Stored data:
━━━━━━━━━━

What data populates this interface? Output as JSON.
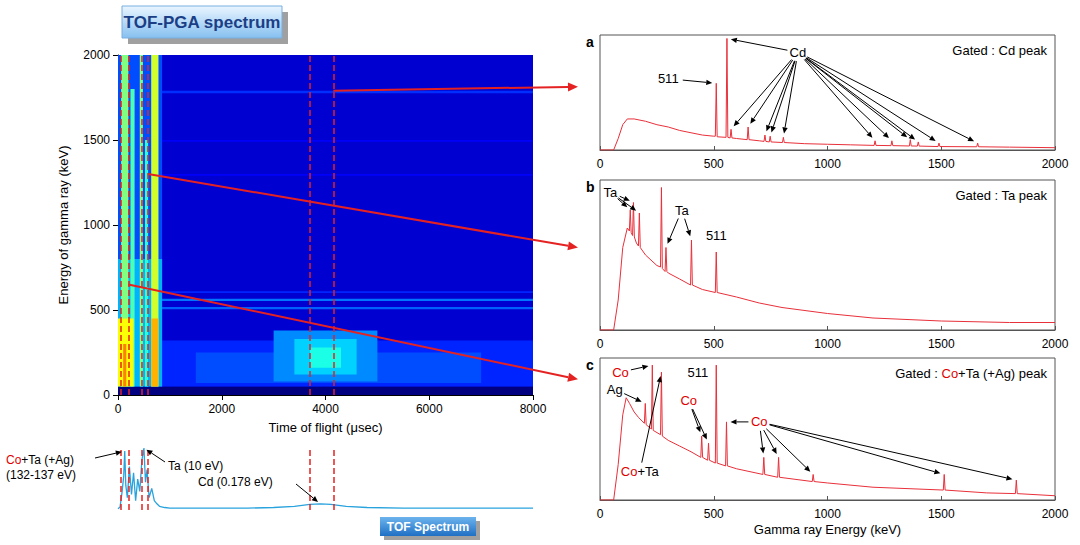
{
  "chart_data": [
    {
      "type": "heatmap",
      "title": "TOF-PGA spectrum",
      "xlabel": "Time of flight (μsec)",
      "ylabel": "Energy of gamma ray (keV)",
      "xlim": [
        0,
        8000
      ],
      "ylim": [
        0,
        2000
      ],
      "xticks": [
        0,
        2000,
        4000,
        6000,
        8000
      ],
      "yticks": [
        0,
        500,
        1000,
        1500,
        2000
      ],
      "color_range": [
        0,
        1
      ],
      "cells": [
        [
          0,
          8000,
          0,
          2000,
          0.08
        ],
        [
          0,
          8000,
          0,
          50,
          0.0
        ],
        [
          800,
          8000,
          50,
          320,
          0.16
        ],
        [
          1500,
          7000,
          70,
          250,
          0.2
        ],
        [
          3000,
          5000,
          80,
          380,
          0.26
        ],
        [
          3400,
          4600,
          120,
          330,
          0.33
        ],
        [
          3700,
          4300,
          160,
          280,
          0.4
        ],
        [
          800,
          8000,
          505,
          518,
          0.22
        ],
        [
          800,
          8000,
          553,
          566,
          0.24
        ],
        [
          800,
          8000,
          600,
          610,
          0.16
        ],
        [
          800,
          8000,
          1290,
          1300,
          0.12
        ],
        [
          800,
          8000,
          1490,
          1500,
          0.12
        ],
        [
          800,
          8000,
          1775,
          1790,
          0.17
        ],
        [
          0,
          850,
          50,
          2000,
          0.2
        ],
        [
          0,
          850,
          50,
          800,
          0.3
        ],
        [
          60,
          200,
          50,
          2000,
          0.5
        ],
        [
          240,
          320,
          50,
          1800,
          0.45
        ],
        [
          420,
          480,
          50,
          2000,
          0.5
        ],
        [
          520,
          580,
          50,
          1500,
          0.42
        ],
        [
          640,
          780,
          50,
          2000,
          0.58
        ],
        [
          0,
          300,
          50,
          450,
          0.62
        ],
        [
          640,
          780,
          50,
          450,
          0.7
        ],
        [
          100,
          160,
          50,
          300,
          0.75
        ]
      ]
    },
    {
      "type": "line",
      "title": "TOF Spectrum",
      "color": "#29a3dd",
      "xlim": [
        0,
        8000
      ],
      "ylim": [
        0,
        100
      ],
      "tick_labels": false,
      "x": [
        0,
        40,
        80,
        110,
        130,
        150,
        180,
        220,
        260,
        300,
        340,
        380,
        420,
        460,
        500,
        530,
        560,
        600,
        650,
        700,
        750,
        800,
        900,
        1000,
        1500,
        2000,
        2500,
        3000,
        3400,
        3700,
        3900,
        4100,
        4400,
        4800,
        5500,
        6500,
        8000
      ],
      "values": [
        2,
        5,
        30,
        55,
        95,
        40,
        20,
        70,
        25,
        60,
        15,
        50,
        30,
        80,
        100,
        45,
        65,
        20,
        35,
        15,
        10,
        6,
        4,
        3,
        3,
        3,
        3,
        4,
        6,
        9,
        10,
        9,
        6,
        4,
        3,
        3,
        3
      ],
      "annotations": [
        {
          "parts": [
            {
              "text": "Co",
              "color": "#e00000"
            },
            {
              "text": "+Ta (+Ag)\n(132-137 eV)"
            }
          ],
          "targets": [
            130
          ]
        },
        {
          "text": "Ta (10 eV)",
          "targets": [
            500
          ]
        },
        {
          "text": "Cd (0.178 eV)",
          "targets": [
            3900
          ]
        }
      ]
    },
    {
      "type": "line",
      "panel": "a",
      "title": "Gated : Cd peak",
      "color": "#e8303a",
      "gate": [
        3700,
        4150
      ],
      "xlim": [
        0,
        2000
      ],
      "ylim": [
        0,
        100
      ],
      "xticks": [
        0,
        500,
        1000,
        1500,
        2000
      ],
      "tick_labels": "x",
      "x": [
        0,
        60,
        80,
        100,
        120,
        150,
        200,
        250,
        300,
        350,
        400,
        450,
        500,
        507,
        511,
        515,
        554,
        558,
        562,
        572,
        576,
        580,
        600,
        647,
        651,
        655,
        700,
        721,
        725,
        729,
        744,
        748,
        752,
        802,
        806,
        810,
        900,
        1000,
        1100,
        1205,
        1209,
        1213,
        1279,
        1283,
        1287,
        1360,
        1364,
        1368,
        1395,
        1399,
        1403,
        1486,
        1490,
        1494,
        1656,
        1660,
        1664,
        1800,
        2000
      ],
      "values": [
        0,
        0,
        10,
        22,
        27,
        27,
        25,
        22,
        20,
        17,
        15,
        13,
        12,
        12,
        58,
        11.5,
        11,
        97,
        11,
        10.5,
        18,
        10.5,
        10,
        9,
        20,
        9,
        8,
        7.5,
        13,
        7.5,
        7,
        12,
        7,
        6.5,
        11,
        6.5,
        5.5,
        5,
        4.5,
        4,
        8,
        4,
        3.8,
        8,
        3.8,
        3.5,
        9,
        3.5,
        3.4,
        7,
        3.4,
        3,
        6,
        3,
        2.8,
        6,
        2.8,
        2.5,
        2
      ],
      "annotations": [
        {
          "text": "511",
          "targets": [
            511
          ]
        },
        {
          "text": "Cd",
          "targets": [
            558,
            576,
            651,
            725,
            748,
            806,
            1209,
            1283,
            1364,
            1399,
            1490,
            1660
          ]
        }
      ]
    },
    {
      "type": "line",
      "panel": "b",
      "title": "Gated : Ta peak",
      "color": "#e8303a",
      "gate": [
        450,
        580
      ],
      "xlim": [
        0,
        2000
      ],
      "ylim": [
        0,
        100
      ],
      "xticks": [
        0,
        500,
        1000,
        1500,
        2000
      ],
      "tick_labels": "x",
      "x": [
        0,
        60,
        80,
        100,
        120,
        129,
        133,
        137,
        143,
        147,
        151,
        160,
        169,
        173,
        177,
        200,
        250,
        266,
        270,
        274,
        286,
        290,
        294,
        300,
        350,
        398,
        402,
        406,
        450,
        507,
        511,
        515,
        600,
        700,
        800,
        1000,
        1200,
        1500,
        1800,
        2000
      ],
      "values": [
        0,
        0,
        20,
        55,
        68,
        66,
        80,
        65,
        63,
        85,
        62,
        58,
        56,
        78,
        55,
        50,
        43,
        42,
        95,
        41,
        39,
        55,
        39,
        38,
        34,
        30,
        60,
        30,
        27,
        25,
        52,
        25,
        22,
        18,
        15,
        11,
        8,
        6,
        5,
        5
      ],
      "annotations": [
        {
          "text": "Ta",
          "targets": [
            133,
            147,
            173
          ]
        },
        {
          "text": "Ta",
          "targets": [
            290,
            402
          ]
        },
        {
          "text": "511",
          "targets": [
            511
          ]
        }
      ]
    },
    {
      "type": "line",
      "panel": "c",
      "color": "#e8303a",
      "title_parts": [
        {
          "text": "Gated : "
        },
        {
          "text": "Co",
          "color": "#e00000"
        },
        {
          "text": "+Ta (+Ag) peak"
        }
      ],
      "gate": [
        60,
        200
      ],
      "xlabel": "Gamma ray Energy (keV)",
      "xlim": [
        0,
        2000
      ],
      "ylim": [
        0,
        100
      ],
      "xticks": [
        0,
        500,
        1000,
        1500,
        2000
      ],
      "tick_labels": "x",
      "x": [
        0,
        60,
        80,
        100,
        115,
        130,
        150,
        170,
        195,
        199,
        203,
        226,
        230,
        234,
        266,
        270,
        274,
        300,
        350,
        400,
        443,
        447,
        451,
        473,
        477,
        481,
        507,
        511,
        515,
        552,
        556,
        560,
        600,
        716,
        720,
        724,
        781,
        785,
        789,
        933,
        937,
        941,
        1000,
        1200,
        1509,
        1513,
        1517,
        1700,
        1826,
        1830,
        1834,
        2000
      ],
      "values": [
        0,
        0,
        25,
        60,
        72,
        68,
        62,
        58,
        54,
        68,
        53,
        50,
        95,
        49,
        46,
        90,
        45,
        42,
        38,
        34,
        30,
        45,
        30,
        28,
        40,
        28,
        26,
        95,
        26,
        24,
        55,
        24,
        22,
        18,
        30,
        18,
        16,
        30,
        16,
        13,
        18,
        13,
        12,
        9,
        7,
        18,
        7,
        5,
        4.5,
        14,
        4.5,
        3
      ],
      "annotations": [
        {
          "text": "Co",
          "color": "#e00000",
          "targets": [
            230
          ]
        },
        {
          "text": "Ag",
          "targets": [
            199
          ]
        },
        {
          "parts": [
            {
              "text": "Co",
              "color": "#e00000"
            },
            {
              "text": "+Ta"
            }
          ],
          "targets": [
            270
          ]
        },
        {
          "text": "511",
          "targets": [
            511
          ]
        },
        {
          "text": "Co",
          "color": "#e00000",
          "targets": [
            447,
            477
          ]
        },
        {
          "text": "Co",
          "color": "#e00000",
          "targets": [
            556,
            720,
            785,
            937,
            1513,
            1830
          ]
        }
      ]
    }
  ]
}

━━━━━━━━━━

== Aim of the exercise ==
Check each line of the records above for "xlabel", and copy those that have it.

== Solution below ==
      "xlabel": "Time of flight (μsec)",
      "xlabel": "Gamma ray Energy (keV)",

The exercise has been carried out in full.